PASSAGE TO READ
Goblinchild · 06/03/2010 20:27

No, you are in the right place, where you don't get people wittering that God gives special children to spacial people.
We've all been there, and will be again. It's hard and soul-destroying and I used to wake up and go into his room when he was asleep at 2am just to look at him and remember that I did love him really.
How old is he? I found mine has got easier and easier as he's grown. He has strategies, can move away from trouble, has developed a sense of humour and hasn't belted anyone for over a year. Whereas when he was in primary, it was a daily occurrence.
So you may be up shit creek, carving your own paddle with your teeth whilst trying to hold it together, but you are not on your own and yes, it will pass.

Let's not think of the next load coming down the line!

Marne · 06/03/2010 20:30

Sorry your having a bad time, i find most days a struggle, both my dd's are on the spectrum and both have different problems and needs, luckily they don't really have any major behaviural problems (although yesterday dd2 found it funny to slam my head against the wall whilst sat on my lap in the doctors waiting room). My main problem is other people, i have just started using a Special needs buggy for dd2 (as she runs off) and i am finding it hard to cope with the stairs from other parents, i also feel sad when people discus there children with me as they are so different than my dd's. Dd1 is getting older (6) and is starting to notice that she's different, i just feel like keeping them at home and protecting them but i know i could not cope with them at home all day.

I think all you can do is take each day as at it comes, some days are worse than others, there will be good days and bad days.

How old is your DS? Could you get any help/restbite? Do you have family near by to give you support?

Image layout annotation rows
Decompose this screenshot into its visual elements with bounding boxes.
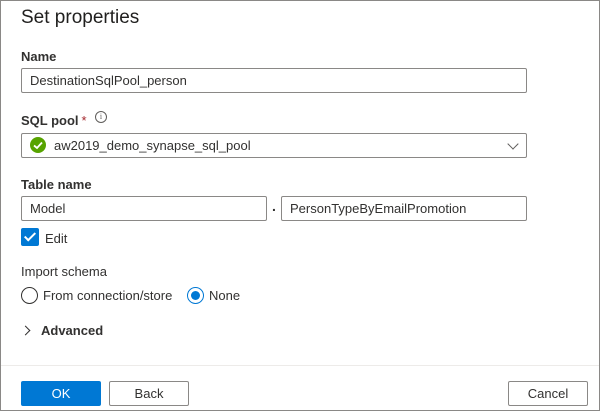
info-icon[interactable]: i [95, 111, 107, 123]
set-properties-panel: Set properties Name DestinationSqlPool_p… [0, 0, 600, 411]
name-input[interactable]: DestinationSqlPool_person [21, 68, 527, 93]
sql-pool-dropdown[interactable]: aw2019_demo_synapse_sql_pool [21, 133, 527, 158]
radio-from-connection-store[interactable] [21, 287, 38, 304]
schema-table-separator: . [272, 198, 276, 214]
cancel-button[interactable]: Cancel [508, 381, 588, 406]
edit-checkbox[interactable] [21, 228, 39, 246]
radio-from-connection-store-label[interactable]: From connection/store [43, 288, 172, 303]
sql-pool-label: SQL pool * [21, 113, 87, 128]
radio-none-label[interactable]: None [209, 288, 240, 303]
required-asterisk: * [81, 113, 87, 128]
panel-title: Set properties [21, 7, 140, 28]
radio-none[interactable] [187, 287, 204, 304]
sql-pool-value: aw2019_demo_synapse_sql_pool [54, 138, 251, 153]
import-schema-label: Import schema [21, 264, 107, 279]
table-name-label: Table name [21, 177, 92, 192]
ok-button[interactable]: OK [21, 381, 101, 406]
edit-checkbox-label[interactable]: Edit [45, 231, 67, 246]
schema-name-input[interactable]: Model [21, 196, 267, 221]
chevron-right-icon[interactable] [20, 325, 31, 336]
table-name-input[interactable]: PersonTypeByEmailPromotion [281, 196, 527, 221]
name-label: Name [21, 49, 57, 64]
sql-pool-label-text: SQL pool [21, 113, 79, 128]
back-button[interactable]: Back [109, 381, 189, 406]
advanced-toggle[interactable]: Advanced [41, 323, 103, 338]
check-circle-icon [30, 137, 46, 153]
footer-divider [1, 365, 599, 366]
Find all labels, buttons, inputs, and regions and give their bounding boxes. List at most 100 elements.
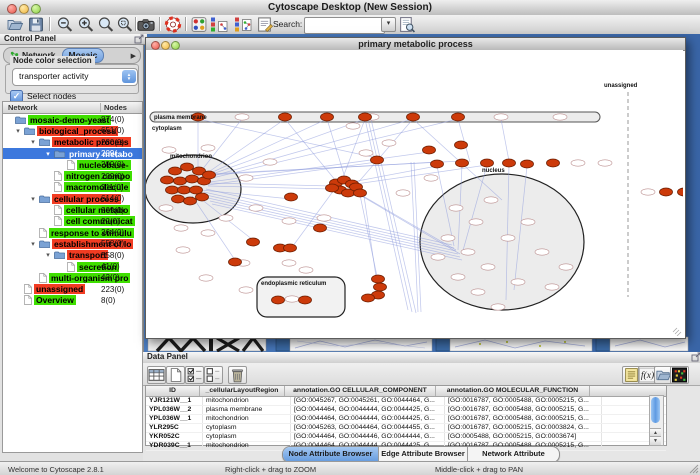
graph-node[interactable] [451,274,465,280]
graph-node-selected[interactable] [372,275,385,283]
close-button[interactable] [151,41,160,50]
table-cell[interactable]: mitochondrion [203,415,291,423]
tree-row[interactable]: response to stimulu264(0) [3,227,142,238]
float-panel-icon[interactable] [691,352,700,362]
tree-row[interactable]: nucleobase-209(0) [3,159,142,170]
graph-node-selected[interactable] [186,175,199,183]
layout-a-icon[interactable] [210,16,228,33]
graph-node[interactable] [511,279,525,285]
graph-node-selected[interactable] [321,113,334,121]
tree-row[interactable]: ▾metabolic process280(0) [3,137,142,148]
graph-node-selected[interactable] [678,188,684,196]
search-input[interactable] [304,17,385,34]
graph-node-selected[interactable] [362,294,375,302]
table-cell[interactable]: mitochondrion [203,397,291,405]
graph-node[interactable] [521,219,535,225]
tree-row[interactable]: ▾establishment of lo558(0) [3,238,142,249]
graph-node-selected[interactable] [172,195,185,203]
expand-arrow-icon[interactable]: ▾ [42,251,54,259]
graph-node[interactable] [501,235,515,241]
tree-row[interactable]: nitrogen compo209(0) [3,170,142,181]
tree-row[interactable]: multi-organism pro42(0) [3,272,142,283]
new-attribute-icon[interactable] [166,366,185,384]
table-row[interactable]: YJR121W__1mitochondrion[GO:0045267, GO:0… [146,397,666,406]
zoom-out-icon[interactable] [56,16,74,33]
graph-node[interactable] [282,218,296,224]
tree-row[interactable]: macromolecule311(0) [3,182,142,193]
tree-row[interactable]: unassigned223(0) [3,283,142,294]
table-row[interactable]: YPL036W__1mitochondrion[GO:0044464, GO:0… [146,415,666,424]
graph-node-selected[interactable] [503,159,516,167]
table-cell[interactable]: [GO:0016787, GO:0005488, GO:0005215, G..… [445,397,602,405]
graph-node[interactable] [559,264,573,270]
graph-node-selected[interactable] [660,188,673,196]
graph-node-selected[interactable] [196,193,209,201]
tree-row[interactable]: cell communicat22(0) [3,216,142,227]
table-cell[interactable]: mitochondrion [203,442,291,450]
graph-node[interactable] [249,205,263,211]
graph-node-selected[interactable] [174,177,187,185]
search-options-icon[interactable] [398,16,416,33]
graph-node-selected[interactable] [371,156,384,164]
graph-node[interactable] [481,264,495,270]
graph-node-selected[interactable] [184,197,197,205]
graph-node[interactable] [235,114,249,120]
attribute-table-icon[interactable] [147,366,166,384]
graph-node[interactable] [282,260,296,266]
table-cell[interactable]: plasma membrane [203,406,291,414]
graph-node[interactable] [598,160,612,166]
table-cell[interactable]: cytoplasm [203,433,291,441]
graph-node-selected[interactable] [431,160,444,168]
graph-node-selected[interactable] [284,244,297,252]
graph-node-selected[interactable] [178,186,191,194]
graph-node[interactable] [176,247,190,253]
annotation-icon[interactable] [256,16,274,33]
table-cell[interactable]: YLR295C [146,424,203,432]
table-scrollbar[interactable]: ▲ ▼ [649,395,664,446]
graph-node-selected[interactable] [374,283,387,291]
expand-arrow-icon[interactable]: ▾ [27,195,39,203]
tab-node-attribute-browser[interactable]: Node Attribute Browser [283,447,379,462]
graph-node-selected[interactable] [203,171,216,179]
graph-node[interactable] [545,284,559,290]
graph-node-selected[interactable] [314,224,327,232]
graph-node[interactable] [396,190,410,196]
table-row[interactable]: YKR052Ccytoplasm[GO:0044464, GO:0044446,… [146,433,666,442]
tree-row[interactable]: mosaic-demo-yeast874(0) [3,114,142,125]
zoom-button[interactable] [171,41,180,50]
tree-row[interactable]: secretion41(0) [3,261,142,272]
graph-node[interactable] [201,230,215,236]
graph-node[interactable] [239,175,253,181]
table-row[interactable]: YLR295Ccytoplasm[GO:0045263, GO:0044464,… [146,424,666,433]
expand-arrow-icon[interactable]: ▾ [27,240,39,248]
graph-node[interactable] [461,249,475,255]
column-header[interactable]: ID [146,386,200,396]
canvas-resize-grip[interactable] [673,328,681,336]
expand-arrow-icon[interactable]: ▾ [12,127,24,135]
graph-node-selected[interactable] [279,113,292,121]
graph-node[interactable] [285,296,299,302]
graph-node[interactable] [494,114,508,120]
graph-node-selected[interactable] [354,189,367,197]
table-cell[interactable]: YDR039C__1 [146,442,203,450]
tree-row[interactable]: ▾biological_process651(0) [3,125,142,136]
graph-node-selected[interactable] [247,238,260,246]
graph-node[interactable] [469,219,483,225]
network-canvas[interactable]: plasma membrane cytoplasm mitochondrion … [146,50,683,336]
graph-node-selected[interactable] [456,159,469,167]
graph-node[interactable] [239,287,253,293]
scroll-down-button[interactable]: ▼ [650,436,661,445]
zoom-button[interactable] [31,4,41,14]
table-cell[interactable]: [GO:0044464, GO:0044446, GO:0044444, G..… [291,433,445,441]
graph-node-selected[interactable] [481,159,494,167]
graph-node[interactable] [299,267,313,273]
snapshot-icon[interactable] [137,16,155,33]
select-attributes-icon[interactable] [185,366,204,384]
minimize-button[interactable] [19,4,29,14]
table-cell[interactable]: [GO:0044464, GO:0044444, GO:0044425, G..… [291,406,445,414]
graph-node[interactable] [424,175,438,181]
graph-node[interactable] [449,205,463,211]
graph-node[interactable] [162,147,176,153]
graph-node-selected[interactable] [407,113,420,121]
graph-node[interactable] [471,289,485,295]
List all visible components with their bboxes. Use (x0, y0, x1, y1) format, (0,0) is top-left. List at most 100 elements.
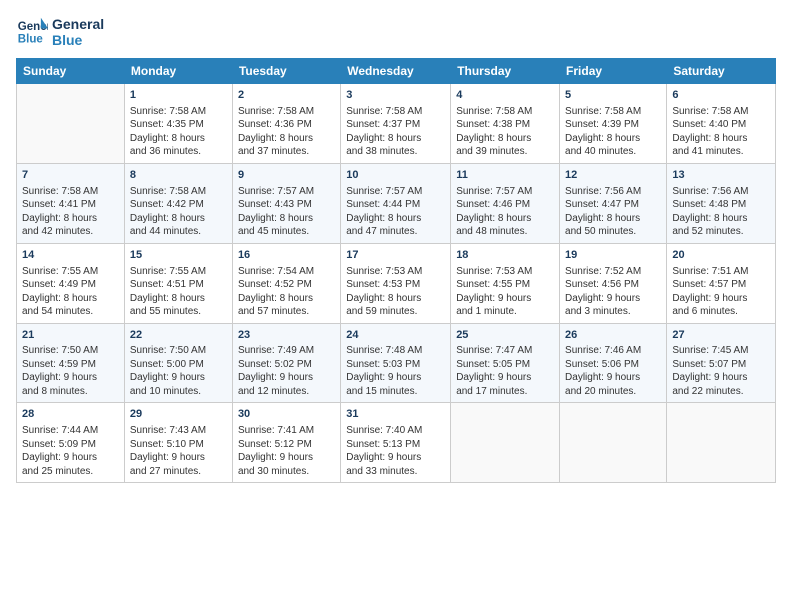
day-info: Sunrise: 7:40 AMSunset: 5:13 PMDaylight:… (346, 424, 445, 478)
day-info: Sunrise: 7:44 AMSunset: 5:09 PMDaylight:… (22, 424, 119, 478)
day-number: 1 (130, 88, 227, 103)
day-number: 30 (238, 407, 335, 422)
day-number: 18 (456, 248, 554, 263)
day-number: 10 (346, 168, 445, 183)
day-number: 9 (238, 168, 335, 183)
day-info: Sunrise: 7:58 AMSunset: 4:36 PMDaylight:… (238, 105, 335, 159)
calendar-day-cell: 31 Sunrise: 7:40 AMSunset: 5:13 PMDayligh… (341, 403, 451, 483)
logo-general: General (52, 16, 104, 32)
calendar-table: SundayMondayTuesdayWednesdayThursdayFrid… (16, 58, 776, 483)
day-number: 15 (130, 248, 227, 263)
calendar-day-cell (17, 84, 125, 164)
day-info: Sunrise: 7:56 AMSunset: 4:47 PMDaylight:… (565, 185, 661, 239)
day-number: 11 (456, 168, 554, 183)
calendar-day-header: Sunday (17, 59, 125, 84)
calendar-day-cell: 18 Sunrise: 7:53 AMSunset: 4:55 PMDayligh… (451, 243, 560, 323)
calendar-day-cell: 16 Sunrise: 7:54 AMSunset: 4:52 PMDayligh… (232, 243, 340, 323)
day-info: Sunrise: 7:51 AMSunset: 4:57 PMDaylight:… (672, 265, 770, 319)
day-info: Sunrise: 7:50 AMSunset: 5:00 PMDaylight:… (130, 344, 227, 398)
day-number: 22 (130, 328, 227, 343)
day-info: Sunrise: 7:53 AMSunset: 4:53 PMDaylight:… (346, 265, 445, 319)
day-info: Sunrise: 7:43 AMSunset: 5:10 PMDaylight:… (130, 424, 227, 478)
day-number: 21 (22, 328, 119, 343)
day-number: 16 (238, 248, 335, 263)
calendar-day-cell: 1Sunrise: 7:58 AMSunset: 4:35 PMDaylight… (124, 84, 232, 164)
calendar-day-header: Saturday (667, 59, 776, 84)
calendar-day-cell: 24Sunrise: 7:48 AMSunset: 5:03 PMDayligh… (341, 323, 451, 403)
calendar-day-cell: 9 Sunrise: 7:57 AMSunset: 4:43 PMDaylight… (232, 163, 340, 243)
calendar-day-cell (667, 403, 776, 483)
calendar-day-cell: 20 Sunrise: 7:51 AMSunset: 4:57 PMDayligh… (667, 243, 776, 323)
day-info: Sunrise: 7:58 AMSunset: 4:39 PMDaylight:… (565, 105, 661, 159)
day-number: 12 (565, 168, 661, 183)
calendar-day-cell: 15 Sunrise: 7:55 AMSunset: 4:51 PMDayligh… (124, 243, 232, 323)
calendar-day-cell: 25Sunrise: 7:47 AMSunset: 5:05 PMDayligh… (451, 323, 560, 403)
header-area: General Blue General Blue (16, 16, 776, 48)
day-number: 29 (130, 407, 227, 422)
calendar-day-cell: 26Sunrise: 7:46 AMSunset: 5:06 PMDayligh… (560, 323, 667, 403)
calendar-day-header: Thursday (451, 59, 560, 84)
calendar-day-cell: 28 Sunrise: 7:44 AMSunset: 5:09 PMDayligh… (17, 403, 125, 483)
day-number: 20 (672, 248, 770, 263)
day-number: 6 (672, 88, 770, 103)
day-info: Sunrise: 7:48 AMSunset: 5:03 PMDaylight:… (346, 344, 445, 398)
day-info: Sunrise: 7:58 AMSunset: 4:37 PMDaylight:… (346, 105, 445, 159)
day-info: Sunrise: 7:55 AMSunset: 4:51 PMDaylight:… (130, 265, 227, 319)
calendar-day-cell: 30Sunrise: 7:41 AMSunset: 5:12 PMDayligh… (232, 403, 340, 483)
day-number: 26 (565, 328, 661, 343)
day-info: Sunrise: 7:52 AMSunset: 4:56 PMDaylight:… (565, 265, 661, 319)
logo-icon: General Blue (16, 16, 48, 48)
svg-text:Blue: Blue (18, 34, 44, 46)
day-info: Sunrise: 7:58 AMSunset: 4:40 PMDaylight:… (672, 105, 770, 159)
calendar-day-cell: 7 Sunrise: 7:58 AMSunset: 4:41 PMDaylight… (17, 163, 125, 243)
calendar-day-cell: 21Sunrise: 7:50 AMSunset: 4:59 PMDayligh… (17, 323, 125, 403)
calendar-day-cell: 14Sunrise: 7:55 AMSunset: 4:49 PMDayligh… (17, 243, 125, 323)
day-number: 24 (346, 328, 445, 343)
calendar-day-cell: 17 Sunrise: 7:53 AMSunset: 4:53 PMDayligh… (341, 243, 451, 323)
day-info: Sunrise: 7:53 AMSunset: 4:55 PMDaylight:… (456, 265, 554, 319)
day-number: 27 (672, 328, 770, 343)
calendar-day-cell: 27Sunrise: 7:45 AMSunset: 5:07 PMDayligh… (667, 323, 776, 403)
calendar-day-header: Wednesday (341, 59, 451, 84)
day-info: Sunrise: 7:57 AMSunset: 4:46 PMDaylight:… (456, 185, 554, 239)
calendar-day-cell: 5 Sunrise: 7:58 AMSunset: 4:39 PMDaylight… (560, 84, 667, 164)
day-info: Sunrise: 7:57 AMSunset: 4:44 PMDaylight:… (346, 185, 445, 239)
calendar-container: General Blue General Blue SundayMondayTu… (0, 0, 792, 493)
day-number: 4 (456, 88, 554, 103)
calendar-day-header: Tuesday (232, 59, 340, 84)
day-info: Sunrise: 7:46 AMSunset: 5:06 PMDaylight:… (565, 344, 661, 398)
day-info: Sunrise: 7:58 AMSunset: 4:41 PMDaylight:… (22, 185, 119, 239)
day-number: 3 (346, 88, 445, 103)
day-info: Sunrise: 7:49 AMSunset: 5:02 PMDaylight:… (238, 344, 335, 398)
calendar-week-row: 7 Sunrise: 7:58 AMSunset: 4:41 PMDaylight… (17, 163, 776, 243)
calendar-day-cell: 22Sunrise: 7:50 AMSunset: 5:00 PMDayligh… (124, 323, 232, 403)
day-number: 28 (22, 407, 119, 422)
calendar-day-cell: 29 Sunrise: 7:43 AMSunset: 5:10 PMDayligh… (124, 403, 232, 483)
day-info: Sunrise: 7:58 AMSunset: 4:38 PMDaylight:… (456, 105, 554, 159)
day-info: Sunrise: 7:57 AMSunset: 4:43 PMDaylight:… (238, 185, 335, 239)
day-number: 14 (22, 248, 119, 263)
calendar-week-row: 21Sunrise: 7:50 AMSunset: 4:59 PMDayligh… (17, 323, 776, 403)
day-number: 19 (565, 248, 661, 263)
day-number: 5 (565, 88, 661, 103)
day-number: 7 (22, 168, 119, 183)
day-info: Sunrise: 7:45 AMSunset: 5:07 PMDaylight:… (672, 344, 770, 398)
calendar-day-cell: 11 Sunrise: 7:57 AMSunset: 4:46 PMDayligh… (451, 163, 560, 243)
calendar-header-row: SundayMondayTuesdayWednesdayThursdayFrid… (17, 59, 776, 84)
calendar-week-row: 14Sunrise: 7:55 AMSunset: 4:49 PMDayligh… (17, 243, 776, 323)
calendar-day-cell: 19 Sunrise: 7:52 AMSunset: 4:56 PMDayligh… (560, 243, 667, 323)
calendar-week-row: 1Sunrise: 7:58 AMSunset: 4:35 PMDaylight… (17, 84, 776, 164)
day-info: Sunrise: 7:54 AMSunset: 4:52 PMDaylight:… (238, 265, 335, 319)
calendar-day-cell: 4 Sunrise: 7:58 AMSunset: 4:38 PMDaylight… (451, 84, 560, 164)
day-number: 31 (346, 407, 445, 422)
day-number: 17 (346, 248, 445, 263)
logo: General Blue General Blue (16, 16, 104, 48)
calendar-day-cell: 12 Sunrise: 7:56 AMSunset: 4:47 PMDayligh… (560, 163, 667, 243)
day-info: Sunrise: 7:50 AMSunset: 4:59 PMDaylight:… (22, 344, 119, 398)
day-info: Sunrise: 7:56 AMSunset: 4:48 PMDaylight:… (672, 185, 770, 239)
day-number: 25 (456, 328, 554, 343)
calendar-day-cell (451, 403, 560, 483)
day-info: Sunrise: 7:58 AMSunset: 4:42 PMDaylight:… (130, 185, 227, 239)
calendar-day-cell: 13Sunrise: 7:56 AMSunset: 4:48 PMDayligh… (667, 163, 776, 243)
calendar-day-cell: 8Sunrise: 7:58 AMSunset: 4:42 PMDaylight… (124, 163, 232, 243)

EXERCISE 1
According to the forum thread, how long has it been since Goblinchild's son last hit anyone?
EXERCISE 2
Copy out the rows starting at the one containing "graph-node[interactable] [451,274,465,280]" and ending at the one containing "layout-a-icon[interactable] [210,16,228,33]".
The forum thread and the rows were taken from separate sources.

FINAL ANSWER 1
Over a year.

FINAL ANSWER 2
graph-node[interactable] [451,274,465,280]
graph-node-selected[interactable] [372,275,385,283]
close-button[interactable] [151,41,160,50]
table-cell[interactable]: mitochondrion [203,415,291,423]
tree-row[interactable]: response to stimulu264(0) [3,227,142,238]
float-panel-icon[interactable] [691,352,700,362]
tree-row[interactable]: nucleobase-209(0) [3,159,142,170]
graph-node-selected[interactable] [186,175,199,183]
layout-a-icon[interactable] [210,16,228,33]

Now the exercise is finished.